• **What is expected**
Give only a count of the lines that include the string "ribosomas".
____
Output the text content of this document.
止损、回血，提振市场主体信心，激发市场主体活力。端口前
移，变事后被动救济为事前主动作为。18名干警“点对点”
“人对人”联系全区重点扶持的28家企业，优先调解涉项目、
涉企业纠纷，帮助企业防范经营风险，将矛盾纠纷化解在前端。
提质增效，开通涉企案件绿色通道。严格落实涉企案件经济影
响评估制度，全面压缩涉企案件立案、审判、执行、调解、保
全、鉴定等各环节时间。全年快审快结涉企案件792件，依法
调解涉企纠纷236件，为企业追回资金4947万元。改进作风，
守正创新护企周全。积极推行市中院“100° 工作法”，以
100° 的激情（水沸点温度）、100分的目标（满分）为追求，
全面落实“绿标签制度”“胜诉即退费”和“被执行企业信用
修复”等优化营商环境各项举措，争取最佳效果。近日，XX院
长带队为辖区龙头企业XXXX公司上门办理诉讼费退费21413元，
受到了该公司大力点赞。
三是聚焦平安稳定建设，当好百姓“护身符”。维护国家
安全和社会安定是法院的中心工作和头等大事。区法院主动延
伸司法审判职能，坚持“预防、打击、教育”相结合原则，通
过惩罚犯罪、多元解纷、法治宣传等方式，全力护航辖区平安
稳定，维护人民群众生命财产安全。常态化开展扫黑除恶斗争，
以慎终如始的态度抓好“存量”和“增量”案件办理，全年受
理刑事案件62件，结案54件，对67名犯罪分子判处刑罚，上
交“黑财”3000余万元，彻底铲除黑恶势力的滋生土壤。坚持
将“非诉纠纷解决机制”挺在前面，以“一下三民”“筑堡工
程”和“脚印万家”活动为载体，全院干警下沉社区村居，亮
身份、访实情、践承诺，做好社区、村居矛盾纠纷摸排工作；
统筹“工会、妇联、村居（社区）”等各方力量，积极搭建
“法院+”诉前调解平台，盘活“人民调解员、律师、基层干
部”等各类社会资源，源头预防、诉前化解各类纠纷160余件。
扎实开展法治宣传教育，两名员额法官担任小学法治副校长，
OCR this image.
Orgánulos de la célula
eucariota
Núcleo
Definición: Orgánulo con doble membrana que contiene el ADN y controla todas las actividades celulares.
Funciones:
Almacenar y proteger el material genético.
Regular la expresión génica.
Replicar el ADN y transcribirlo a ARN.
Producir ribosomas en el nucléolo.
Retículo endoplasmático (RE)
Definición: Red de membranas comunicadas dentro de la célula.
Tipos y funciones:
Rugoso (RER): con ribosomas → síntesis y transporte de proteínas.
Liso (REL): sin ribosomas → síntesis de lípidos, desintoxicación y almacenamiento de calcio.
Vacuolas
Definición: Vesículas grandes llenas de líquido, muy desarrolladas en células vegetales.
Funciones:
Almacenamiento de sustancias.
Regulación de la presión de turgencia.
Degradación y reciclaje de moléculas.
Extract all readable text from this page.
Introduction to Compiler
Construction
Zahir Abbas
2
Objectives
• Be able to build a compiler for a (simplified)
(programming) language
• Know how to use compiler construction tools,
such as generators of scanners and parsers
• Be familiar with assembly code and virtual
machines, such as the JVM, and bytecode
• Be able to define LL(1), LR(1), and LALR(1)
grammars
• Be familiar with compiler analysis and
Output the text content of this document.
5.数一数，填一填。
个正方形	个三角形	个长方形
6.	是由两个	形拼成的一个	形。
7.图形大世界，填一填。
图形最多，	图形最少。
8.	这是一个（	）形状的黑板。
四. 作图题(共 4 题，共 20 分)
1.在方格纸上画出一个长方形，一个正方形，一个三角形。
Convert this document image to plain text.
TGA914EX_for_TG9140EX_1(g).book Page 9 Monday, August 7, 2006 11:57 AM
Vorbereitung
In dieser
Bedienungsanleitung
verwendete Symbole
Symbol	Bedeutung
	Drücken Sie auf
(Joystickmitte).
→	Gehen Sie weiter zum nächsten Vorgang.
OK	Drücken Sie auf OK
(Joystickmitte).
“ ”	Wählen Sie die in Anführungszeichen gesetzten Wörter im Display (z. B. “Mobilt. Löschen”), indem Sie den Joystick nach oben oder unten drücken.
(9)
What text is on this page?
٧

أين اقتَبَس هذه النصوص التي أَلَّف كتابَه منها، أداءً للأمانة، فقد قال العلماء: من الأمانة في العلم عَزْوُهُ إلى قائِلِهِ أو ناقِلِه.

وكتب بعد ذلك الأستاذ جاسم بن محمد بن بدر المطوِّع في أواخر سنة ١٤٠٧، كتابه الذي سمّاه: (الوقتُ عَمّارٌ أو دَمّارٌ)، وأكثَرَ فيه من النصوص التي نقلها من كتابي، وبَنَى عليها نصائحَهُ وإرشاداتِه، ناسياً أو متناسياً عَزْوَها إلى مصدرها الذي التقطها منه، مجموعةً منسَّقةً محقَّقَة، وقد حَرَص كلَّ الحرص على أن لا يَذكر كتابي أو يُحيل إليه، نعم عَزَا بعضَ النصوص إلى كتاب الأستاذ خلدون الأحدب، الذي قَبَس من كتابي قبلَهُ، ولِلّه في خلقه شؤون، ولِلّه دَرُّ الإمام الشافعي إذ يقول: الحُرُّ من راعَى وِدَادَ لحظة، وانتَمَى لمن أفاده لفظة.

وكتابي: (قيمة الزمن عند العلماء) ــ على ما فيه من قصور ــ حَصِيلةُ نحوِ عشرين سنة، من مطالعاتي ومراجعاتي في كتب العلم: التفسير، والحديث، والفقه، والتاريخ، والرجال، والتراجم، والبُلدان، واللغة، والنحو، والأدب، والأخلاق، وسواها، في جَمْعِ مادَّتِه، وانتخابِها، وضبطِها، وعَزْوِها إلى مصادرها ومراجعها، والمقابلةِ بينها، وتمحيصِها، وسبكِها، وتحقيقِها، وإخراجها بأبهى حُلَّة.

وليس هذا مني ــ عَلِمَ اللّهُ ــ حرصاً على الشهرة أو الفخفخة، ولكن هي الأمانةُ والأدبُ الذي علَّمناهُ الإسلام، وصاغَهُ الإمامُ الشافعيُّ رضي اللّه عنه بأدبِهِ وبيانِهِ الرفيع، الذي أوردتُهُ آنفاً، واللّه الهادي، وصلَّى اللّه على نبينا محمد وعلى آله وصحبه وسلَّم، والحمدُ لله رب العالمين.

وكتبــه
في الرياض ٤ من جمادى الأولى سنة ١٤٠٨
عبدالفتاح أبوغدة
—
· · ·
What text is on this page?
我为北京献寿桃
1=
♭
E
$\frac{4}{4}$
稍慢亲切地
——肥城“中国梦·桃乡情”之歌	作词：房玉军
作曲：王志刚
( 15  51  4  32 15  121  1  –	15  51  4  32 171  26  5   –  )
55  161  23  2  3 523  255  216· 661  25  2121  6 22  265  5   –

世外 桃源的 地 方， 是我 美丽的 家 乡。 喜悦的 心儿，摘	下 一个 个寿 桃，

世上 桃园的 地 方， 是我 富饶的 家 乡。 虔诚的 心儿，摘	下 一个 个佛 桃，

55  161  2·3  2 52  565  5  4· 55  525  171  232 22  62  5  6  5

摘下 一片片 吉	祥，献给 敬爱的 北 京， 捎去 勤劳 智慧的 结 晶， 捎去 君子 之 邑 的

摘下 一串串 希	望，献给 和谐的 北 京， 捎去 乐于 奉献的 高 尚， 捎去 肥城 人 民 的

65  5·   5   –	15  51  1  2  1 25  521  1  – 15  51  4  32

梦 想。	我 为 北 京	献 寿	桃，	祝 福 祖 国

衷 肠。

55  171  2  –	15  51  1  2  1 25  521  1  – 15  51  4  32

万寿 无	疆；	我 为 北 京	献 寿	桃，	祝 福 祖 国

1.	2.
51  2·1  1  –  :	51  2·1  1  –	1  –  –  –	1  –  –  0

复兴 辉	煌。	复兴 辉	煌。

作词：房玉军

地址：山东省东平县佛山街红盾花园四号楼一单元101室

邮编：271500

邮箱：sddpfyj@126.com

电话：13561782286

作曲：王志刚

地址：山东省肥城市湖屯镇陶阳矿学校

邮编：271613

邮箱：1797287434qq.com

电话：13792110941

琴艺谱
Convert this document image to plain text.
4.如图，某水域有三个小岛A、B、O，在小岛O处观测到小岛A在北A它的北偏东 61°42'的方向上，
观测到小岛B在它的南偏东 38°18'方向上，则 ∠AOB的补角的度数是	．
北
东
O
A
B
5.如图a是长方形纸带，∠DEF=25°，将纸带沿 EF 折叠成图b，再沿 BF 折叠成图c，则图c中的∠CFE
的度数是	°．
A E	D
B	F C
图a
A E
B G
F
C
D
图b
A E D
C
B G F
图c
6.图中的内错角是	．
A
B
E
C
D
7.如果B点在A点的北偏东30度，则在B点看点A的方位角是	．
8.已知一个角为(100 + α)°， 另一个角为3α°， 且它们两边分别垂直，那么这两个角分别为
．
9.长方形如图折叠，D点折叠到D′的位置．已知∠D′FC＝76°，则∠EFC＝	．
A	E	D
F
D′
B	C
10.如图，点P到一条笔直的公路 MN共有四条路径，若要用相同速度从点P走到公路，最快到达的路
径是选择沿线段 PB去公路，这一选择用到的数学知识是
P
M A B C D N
____
• **Exercise output**
3